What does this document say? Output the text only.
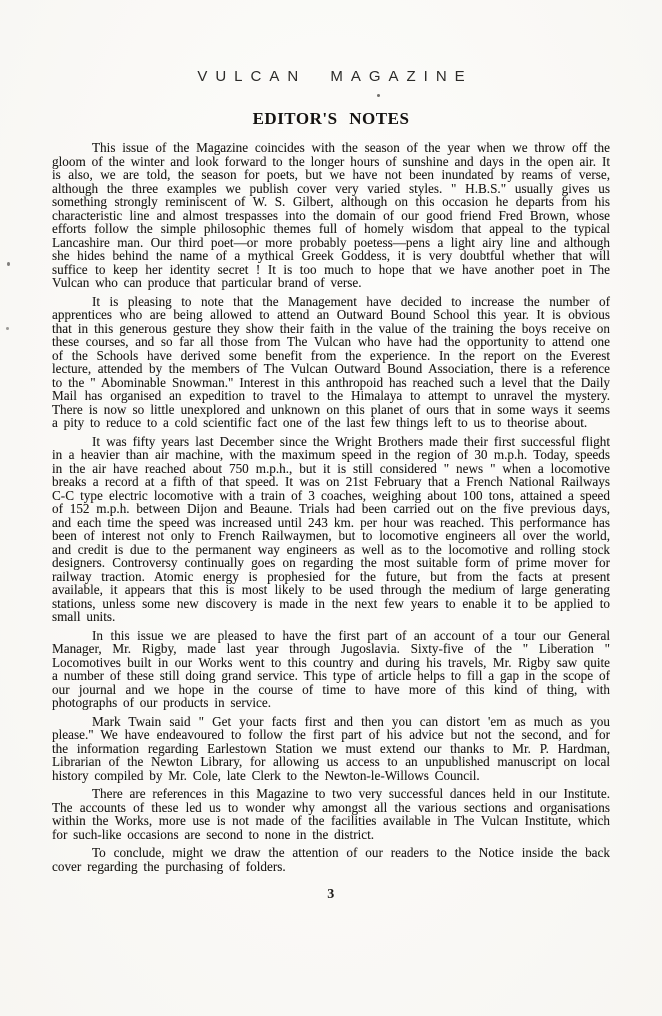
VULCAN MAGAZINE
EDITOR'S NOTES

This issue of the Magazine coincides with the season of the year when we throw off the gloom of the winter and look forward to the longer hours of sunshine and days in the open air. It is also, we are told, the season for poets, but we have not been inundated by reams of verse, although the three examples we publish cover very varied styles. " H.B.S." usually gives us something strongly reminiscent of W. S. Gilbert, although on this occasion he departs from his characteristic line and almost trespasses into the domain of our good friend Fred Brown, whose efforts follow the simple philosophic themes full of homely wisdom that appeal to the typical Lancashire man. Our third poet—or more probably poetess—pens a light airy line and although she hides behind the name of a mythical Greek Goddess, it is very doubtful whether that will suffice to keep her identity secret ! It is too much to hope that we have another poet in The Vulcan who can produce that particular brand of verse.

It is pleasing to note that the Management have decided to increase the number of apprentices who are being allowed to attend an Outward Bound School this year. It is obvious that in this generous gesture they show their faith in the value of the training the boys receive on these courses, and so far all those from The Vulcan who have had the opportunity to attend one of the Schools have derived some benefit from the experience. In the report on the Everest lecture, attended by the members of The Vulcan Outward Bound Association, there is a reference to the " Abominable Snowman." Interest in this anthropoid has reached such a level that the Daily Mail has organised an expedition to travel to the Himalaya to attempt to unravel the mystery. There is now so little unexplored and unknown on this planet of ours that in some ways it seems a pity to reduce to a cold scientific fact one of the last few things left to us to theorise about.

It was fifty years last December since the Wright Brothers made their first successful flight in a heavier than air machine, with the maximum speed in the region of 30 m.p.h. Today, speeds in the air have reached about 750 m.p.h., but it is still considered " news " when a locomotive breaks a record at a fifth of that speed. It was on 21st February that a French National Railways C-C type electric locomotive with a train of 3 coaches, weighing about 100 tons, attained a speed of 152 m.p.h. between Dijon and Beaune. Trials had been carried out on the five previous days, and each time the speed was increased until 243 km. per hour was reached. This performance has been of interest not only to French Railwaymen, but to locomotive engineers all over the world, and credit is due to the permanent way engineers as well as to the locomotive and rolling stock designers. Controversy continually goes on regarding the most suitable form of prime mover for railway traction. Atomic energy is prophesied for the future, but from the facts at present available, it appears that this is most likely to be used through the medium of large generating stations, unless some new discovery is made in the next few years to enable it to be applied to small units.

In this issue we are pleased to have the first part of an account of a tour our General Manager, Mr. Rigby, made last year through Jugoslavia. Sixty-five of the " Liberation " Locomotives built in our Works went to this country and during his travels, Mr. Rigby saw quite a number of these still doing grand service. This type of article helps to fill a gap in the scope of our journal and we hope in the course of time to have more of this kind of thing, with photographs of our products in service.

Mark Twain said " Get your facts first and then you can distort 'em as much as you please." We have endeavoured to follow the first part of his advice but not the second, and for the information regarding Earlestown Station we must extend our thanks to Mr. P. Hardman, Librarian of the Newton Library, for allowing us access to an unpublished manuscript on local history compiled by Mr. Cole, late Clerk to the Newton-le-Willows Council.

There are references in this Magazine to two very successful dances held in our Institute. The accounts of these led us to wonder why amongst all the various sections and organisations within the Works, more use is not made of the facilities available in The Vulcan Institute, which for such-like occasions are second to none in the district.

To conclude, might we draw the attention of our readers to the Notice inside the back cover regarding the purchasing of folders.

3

_Problem description_
Repeat the data exactly, excluding the pictures.

_Written response_
What does this document say? Output the text only.
VULCAN MAGAZINE
EDITOR'S NOTES

This issue of the Magazine coincides with the season of the year when we throw off the gloom of the winter and look forward to the longer hours of sunshine and days in the open air. It is also, we are told, the season for poets, but we have not been inundated by reams of verse, although the three examples we publish cover very varied styles. " H.B.S." usually gives us something strongly reminiscent of W. S. Gilbert, although on this occasion he departs from his characteristic line and almost trespasses into the domain of our good friend Fred Brown, whose efforts follow the simple philosophic themes full of homely wisdom that appeal to the typical Lancashire man. Our third poet—or more probably poetess—pens a light airy line and although she hides behind the name of a mythical Greek Goddess, it is very doubtful whether that will suffice to keep her identity secret ! It is too much to hope that we have another poet in The Vulcan who can produce that particular brand of verse.

It is pleasing to note that the Management have decided to increase the number of apprentices who are being allowed to attend an Outward Bound School this year. It is obvious that in this generous gesture they show their faith in the value of the training the boys receive on these courses, and so far all those from The Vulcan who have had the opportunity to attend one of the Schools have derived some benefit from the experience. In the report on the Everest lecture, attended by the members of The Vulcan Outward Bound Association, there is a reference to the " Abominable Snowman." Interest in this anthropoid has reached such a level that the Daily Mail has organised an expedition to travel to the Himalaya to attempt to unravel the mystery. There is now so little unexplored and unknown on this planet of ours that in some ways it seems a pity to reduce to a cold scientific fact one of the last few things left to us to theorise about.

It was fifty years last December since the Wright Brothers made their first successful flight in a heavier than air machine, with the maximum speed in the region of 30 m.p.h. Today, speeds in the air have reached about 750 m.p.h., but it is still considered " news " when a locomotive breaks a record at a fifth of that speed. It was on 21st February that a French National Railways C-C type electric locomotive with a train of 3 coaches, weighing about 100 tons, attained a speed of 152 m.p.h. between Dijon and Beaune. Trials had been carried out on the five previous days, and each time the speed was increased until 243 km. per hour was reached. This performance has been of interest not only to French Railwaymen, but to locomotive engineers all over the world, and credit is due to the permanent way engineers as well as to the locomotive and rolling stock designers. Controversy continually goes on regarding the most suitable form of prime mover for railway traction. Atomic energy is prophesied for the future, but from the facts at present available, it appears that this is most likely to be used through the medium of large generating stations, unless some new discovery is made in the next few years to enable it to be applied to small units.

In this issue we are pleased to have the first part of an account of a tour our General Manager, Mr. Rigby, made last year through Jugoslavia. Sixty-five of the " Liberation " Locomotives built in our Works went to this country and during his travels, Mr. Rigby saw quite a number of these still doing grand service. This type of article helps to fill a gap in the scope of our journal and we hope in the course of time to have more of this kind of thing, with photographs of our products in service.

Mark Twain said " Get your facts first and then you can distort 'em as much as you please." We have endeavoured to follow the first part of his advice but not the second, and for the information regarding Earlestown Station we must extend our thanks to Mr. P. Hardman, Librarian of the Newton Library, for allowing us access to an unpublished manuscript on local history compiled by Mr. Cole, late Clerk to the Newton-le-Willows Council.

There are references in this Magazine to two very successful dances held in our Institute. The accounts of these led us to wonder why amongst all the various sections and organisations within the Works, more use is not made of the facilities available in The Vulcan Institute, which for such-like occasions are second to none in the district.

To conclude, might we draw the attention of our readers to the Notice inside the back cover regarding the purchasing of folders.

3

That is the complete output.